>> Begin Record excerpts
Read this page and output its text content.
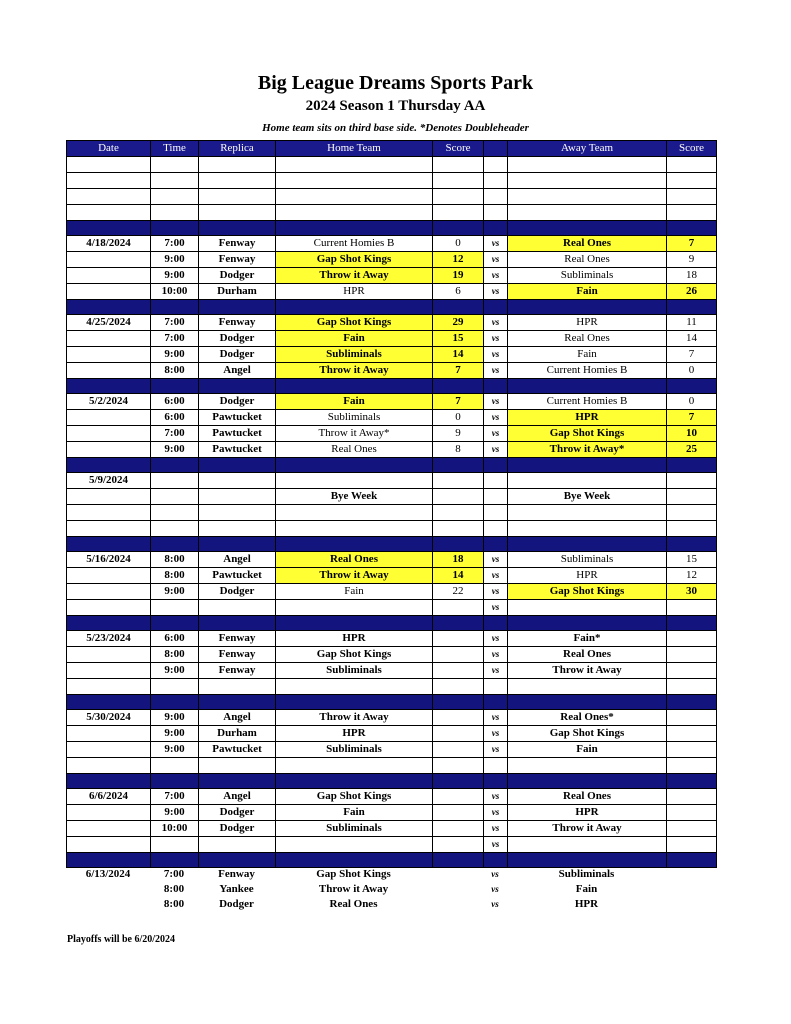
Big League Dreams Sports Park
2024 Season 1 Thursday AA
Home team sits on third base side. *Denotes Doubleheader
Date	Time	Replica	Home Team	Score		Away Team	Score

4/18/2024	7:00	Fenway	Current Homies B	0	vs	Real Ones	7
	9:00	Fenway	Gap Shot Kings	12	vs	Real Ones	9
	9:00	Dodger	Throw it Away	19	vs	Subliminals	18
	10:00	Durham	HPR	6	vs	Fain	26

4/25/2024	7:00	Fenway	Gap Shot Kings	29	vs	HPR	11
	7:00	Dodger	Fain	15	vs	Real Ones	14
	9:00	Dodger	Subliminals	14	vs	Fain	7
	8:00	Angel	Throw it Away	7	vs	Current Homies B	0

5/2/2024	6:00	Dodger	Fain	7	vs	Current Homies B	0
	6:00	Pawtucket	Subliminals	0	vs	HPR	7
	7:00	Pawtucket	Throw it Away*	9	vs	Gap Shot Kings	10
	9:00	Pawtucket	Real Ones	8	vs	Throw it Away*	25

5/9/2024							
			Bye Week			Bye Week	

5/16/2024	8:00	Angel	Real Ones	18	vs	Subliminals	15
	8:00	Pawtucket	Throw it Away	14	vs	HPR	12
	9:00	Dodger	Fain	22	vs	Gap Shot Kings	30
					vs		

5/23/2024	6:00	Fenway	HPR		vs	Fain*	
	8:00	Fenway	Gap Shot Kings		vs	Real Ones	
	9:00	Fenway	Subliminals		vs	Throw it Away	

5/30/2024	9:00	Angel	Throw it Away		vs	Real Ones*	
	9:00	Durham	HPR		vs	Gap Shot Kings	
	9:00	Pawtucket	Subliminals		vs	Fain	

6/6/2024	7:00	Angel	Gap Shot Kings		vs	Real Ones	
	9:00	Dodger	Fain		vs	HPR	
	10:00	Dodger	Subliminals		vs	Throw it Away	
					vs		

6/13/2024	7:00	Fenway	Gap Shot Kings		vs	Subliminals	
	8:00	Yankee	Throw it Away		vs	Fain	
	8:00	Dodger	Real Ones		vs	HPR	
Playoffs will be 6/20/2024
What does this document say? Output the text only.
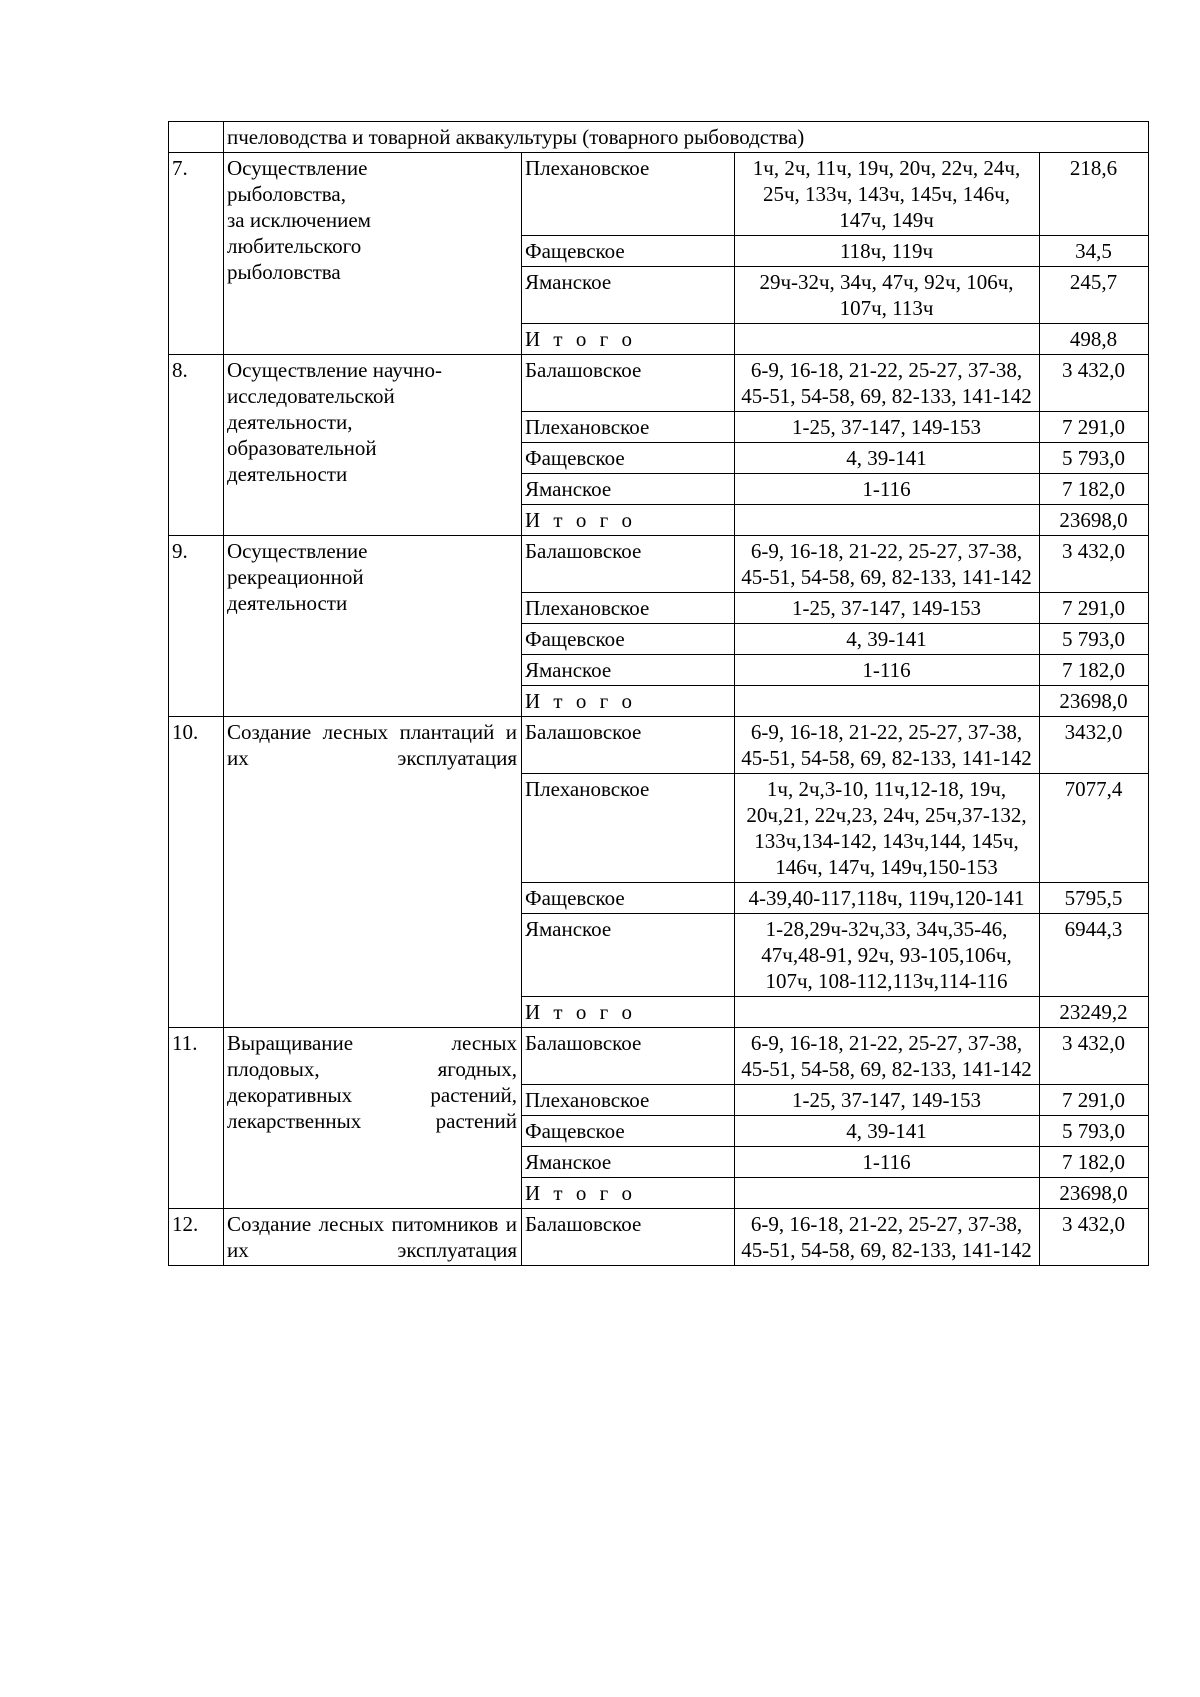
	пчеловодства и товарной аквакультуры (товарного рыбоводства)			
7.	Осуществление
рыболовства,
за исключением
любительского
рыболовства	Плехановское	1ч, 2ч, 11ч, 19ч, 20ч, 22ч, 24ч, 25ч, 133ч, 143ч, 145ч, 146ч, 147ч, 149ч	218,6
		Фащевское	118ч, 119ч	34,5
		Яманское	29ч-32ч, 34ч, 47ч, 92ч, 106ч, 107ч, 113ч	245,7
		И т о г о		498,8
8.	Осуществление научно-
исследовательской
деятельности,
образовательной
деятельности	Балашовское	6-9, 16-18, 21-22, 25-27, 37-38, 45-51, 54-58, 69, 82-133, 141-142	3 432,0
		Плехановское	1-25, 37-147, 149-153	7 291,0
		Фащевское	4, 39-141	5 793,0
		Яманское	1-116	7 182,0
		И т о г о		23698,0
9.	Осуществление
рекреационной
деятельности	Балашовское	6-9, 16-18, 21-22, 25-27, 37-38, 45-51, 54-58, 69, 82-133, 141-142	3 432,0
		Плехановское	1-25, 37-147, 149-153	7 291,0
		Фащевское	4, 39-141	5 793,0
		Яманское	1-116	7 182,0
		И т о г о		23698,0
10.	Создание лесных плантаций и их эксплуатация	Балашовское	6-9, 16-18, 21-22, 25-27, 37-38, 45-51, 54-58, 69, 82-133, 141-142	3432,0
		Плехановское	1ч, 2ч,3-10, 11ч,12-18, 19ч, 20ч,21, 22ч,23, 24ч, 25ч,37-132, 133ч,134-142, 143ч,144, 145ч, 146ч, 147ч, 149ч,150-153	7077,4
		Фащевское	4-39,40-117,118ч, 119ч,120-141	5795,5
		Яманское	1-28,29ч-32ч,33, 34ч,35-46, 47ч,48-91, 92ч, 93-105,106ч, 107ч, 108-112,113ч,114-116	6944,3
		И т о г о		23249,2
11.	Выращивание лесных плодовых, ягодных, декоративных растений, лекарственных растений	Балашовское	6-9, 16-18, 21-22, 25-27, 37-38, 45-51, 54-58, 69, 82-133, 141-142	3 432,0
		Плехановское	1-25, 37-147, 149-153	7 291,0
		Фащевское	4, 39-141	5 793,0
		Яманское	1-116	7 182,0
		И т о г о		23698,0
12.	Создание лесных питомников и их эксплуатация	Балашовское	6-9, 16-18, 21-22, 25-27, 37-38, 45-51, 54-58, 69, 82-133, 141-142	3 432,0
>> End Record excerpts
>> Begin Record excerpts
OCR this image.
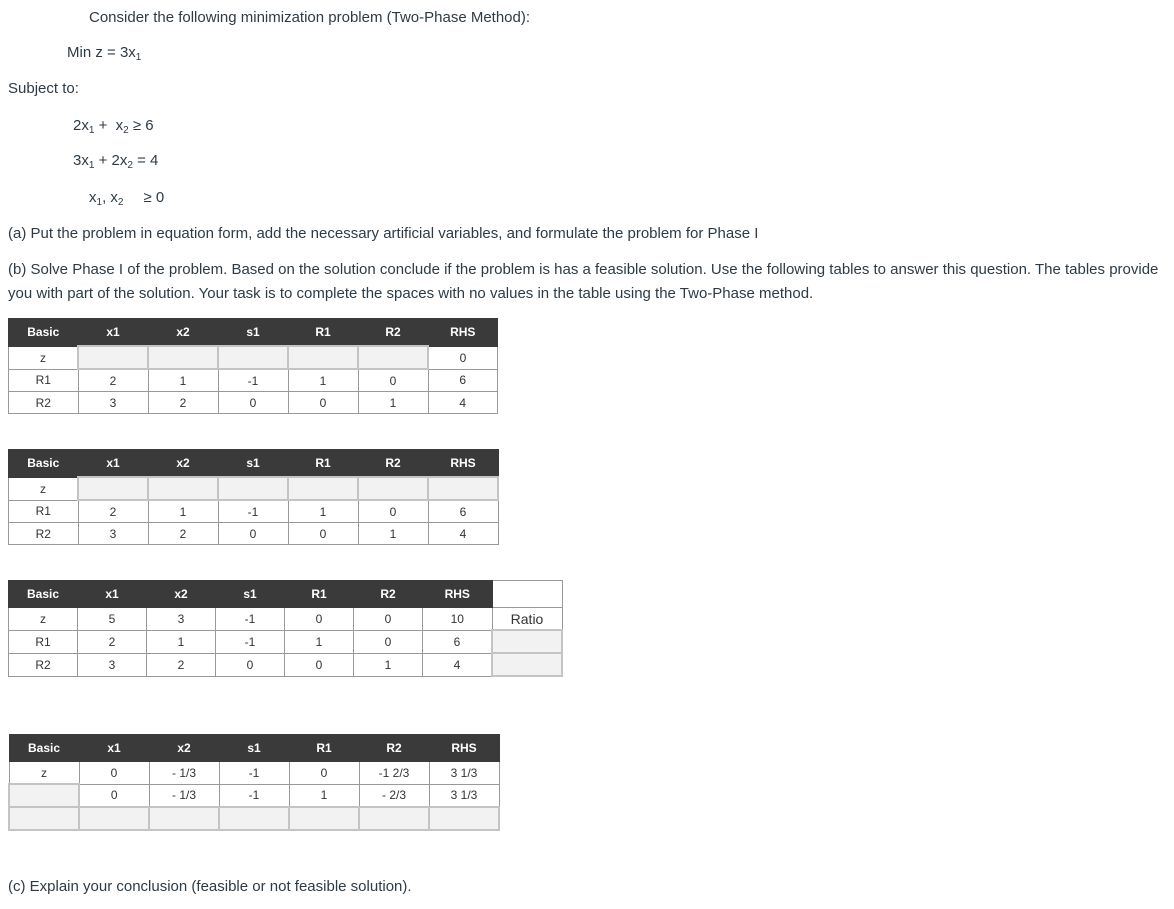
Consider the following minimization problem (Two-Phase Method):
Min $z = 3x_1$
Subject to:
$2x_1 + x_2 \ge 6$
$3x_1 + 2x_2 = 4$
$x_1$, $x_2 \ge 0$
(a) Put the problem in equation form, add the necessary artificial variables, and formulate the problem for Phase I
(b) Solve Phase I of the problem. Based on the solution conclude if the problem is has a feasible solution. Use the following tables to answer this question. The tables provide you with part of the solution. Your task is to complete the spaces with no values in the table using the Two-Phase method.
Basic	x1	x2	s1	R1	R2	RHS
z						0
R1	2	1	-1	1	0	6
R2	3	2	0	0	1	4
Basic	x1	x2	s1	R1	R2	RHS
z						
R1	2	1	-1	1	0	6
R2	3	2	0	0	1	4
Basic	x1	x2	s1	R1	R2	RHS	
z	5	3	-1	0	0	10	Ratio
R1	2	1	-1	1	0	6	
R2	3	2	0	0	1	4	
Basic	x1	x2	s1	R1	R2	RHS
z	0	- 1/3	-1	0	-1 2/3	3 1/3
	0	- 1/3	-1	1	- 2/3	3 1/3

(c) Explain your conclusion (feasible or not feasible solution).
>> End Record excerpts
■ **Objective**
Looking at the records above, say how many lines hold the string "following". Write nothing but the number.

■ **Finished task**
2